THE PROBLEM
Go through the material below, count the lines with the word "color", and reply with the count alone.

DATA FOR THE TASK
* * * * * * * * *
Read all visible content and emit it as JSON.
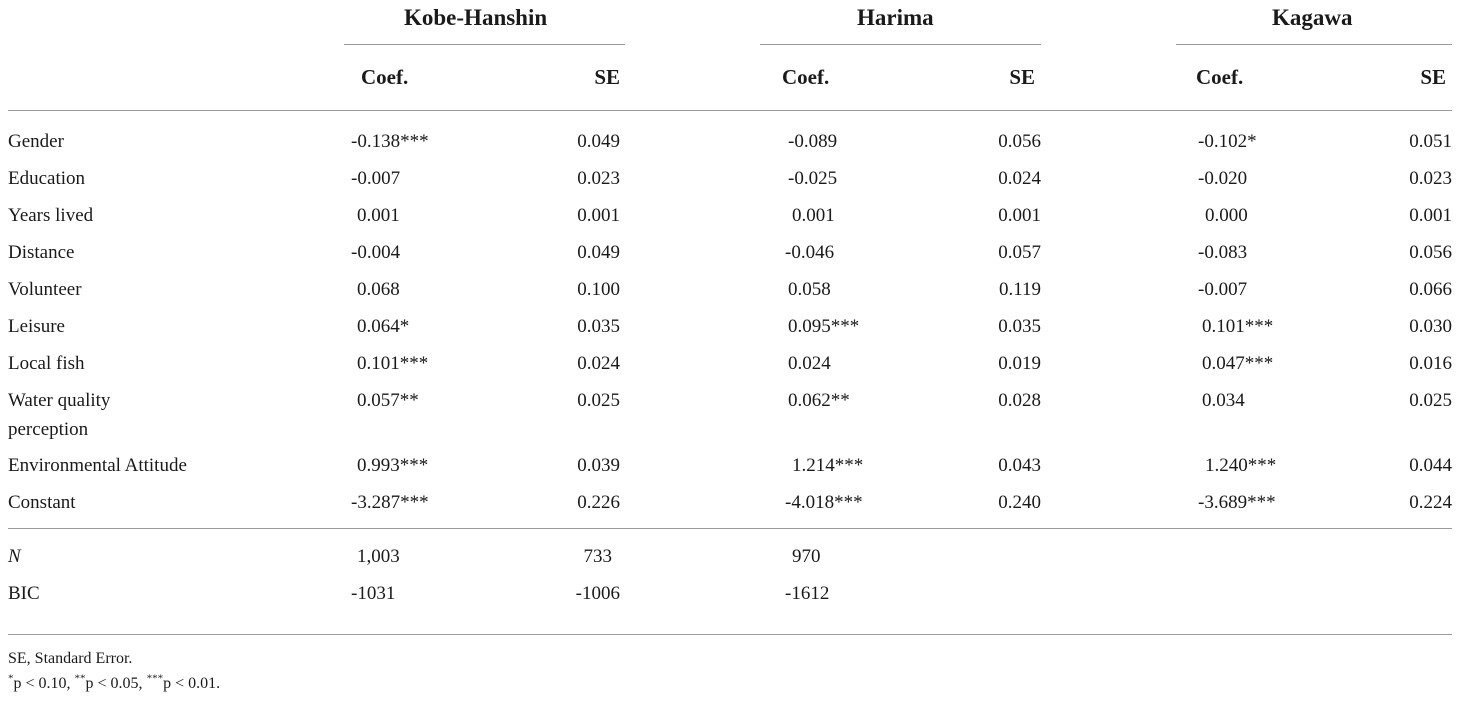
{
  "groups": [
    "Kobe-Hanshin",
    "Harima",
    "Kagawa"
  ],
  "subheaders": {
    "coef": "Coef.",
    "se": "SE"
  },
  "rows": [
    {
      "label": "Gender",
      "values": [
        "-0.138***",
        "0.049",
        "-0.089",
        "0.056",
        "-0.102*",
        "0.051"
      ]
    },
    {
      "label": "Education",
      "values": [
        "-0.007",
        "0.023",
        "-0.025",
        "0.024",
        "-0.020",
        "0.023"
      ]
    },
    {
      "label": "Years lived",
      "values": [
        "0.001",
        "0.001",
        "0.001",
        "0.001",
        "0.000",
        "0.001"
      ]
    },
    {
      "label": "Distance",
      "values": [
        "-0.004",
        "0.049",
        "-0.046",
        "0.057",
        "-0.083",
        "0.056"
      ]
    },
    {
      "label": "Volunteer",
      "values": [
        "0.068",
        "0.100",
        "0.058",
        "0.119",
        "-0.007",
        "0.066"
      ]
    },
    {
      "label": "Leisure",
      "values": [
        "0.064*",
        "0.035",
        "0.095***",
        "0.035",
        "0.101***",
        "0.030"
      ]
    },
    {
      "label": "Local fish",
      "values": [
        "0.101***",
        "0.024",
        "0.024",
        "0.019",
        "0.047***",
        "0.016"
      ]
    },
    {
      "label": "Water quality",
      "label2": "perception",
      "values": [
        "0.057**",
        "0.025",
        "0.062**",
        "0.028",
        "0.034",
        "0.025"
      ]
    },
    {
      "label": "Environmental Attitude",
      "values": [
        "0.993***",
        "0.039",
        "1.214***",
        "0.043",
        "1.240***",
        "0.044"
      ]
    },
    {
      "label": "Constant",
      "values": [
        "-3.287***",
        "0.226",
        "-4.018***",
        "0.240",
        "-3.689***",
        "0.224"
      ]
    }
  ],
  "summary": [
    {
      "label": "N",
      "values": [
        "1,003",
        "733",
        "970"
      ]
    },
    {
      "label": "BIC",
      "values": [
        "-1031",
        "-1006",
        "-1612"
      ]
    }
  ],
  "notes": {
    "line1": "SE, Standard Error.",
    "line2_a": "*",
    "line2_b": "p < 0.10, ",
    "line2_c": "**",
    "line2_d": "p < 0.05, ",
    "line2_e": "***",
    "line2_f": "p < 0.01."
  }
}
* * * * * * * * *
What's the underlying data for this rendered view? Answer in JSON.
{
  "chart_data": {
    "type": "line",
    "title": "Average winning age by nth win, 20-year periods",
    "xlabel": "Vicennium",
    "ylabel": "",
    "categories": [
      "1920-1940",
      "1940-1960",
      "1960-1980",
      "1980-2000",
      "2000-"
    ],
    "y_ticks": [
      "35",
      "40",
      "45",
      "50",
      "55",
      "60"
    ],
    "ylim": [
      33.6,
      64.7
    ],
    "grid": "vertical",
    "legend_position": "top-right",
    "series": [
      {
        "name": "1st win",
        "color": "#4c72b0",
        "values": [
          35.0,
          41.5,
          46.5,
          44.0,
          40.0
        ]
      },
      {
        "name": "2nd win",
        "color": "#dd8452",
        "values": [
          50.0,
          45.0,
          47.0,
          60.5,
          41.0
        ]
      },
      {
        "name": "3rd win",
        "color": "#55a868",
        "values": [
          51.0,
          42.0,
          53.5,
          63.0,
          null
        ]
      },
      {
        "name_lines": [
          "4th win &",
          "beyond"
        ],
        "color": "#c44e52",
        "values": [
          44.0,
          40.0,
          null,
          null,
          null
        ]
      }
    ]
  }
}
* * * * * * * * *
THE OUTPUT
4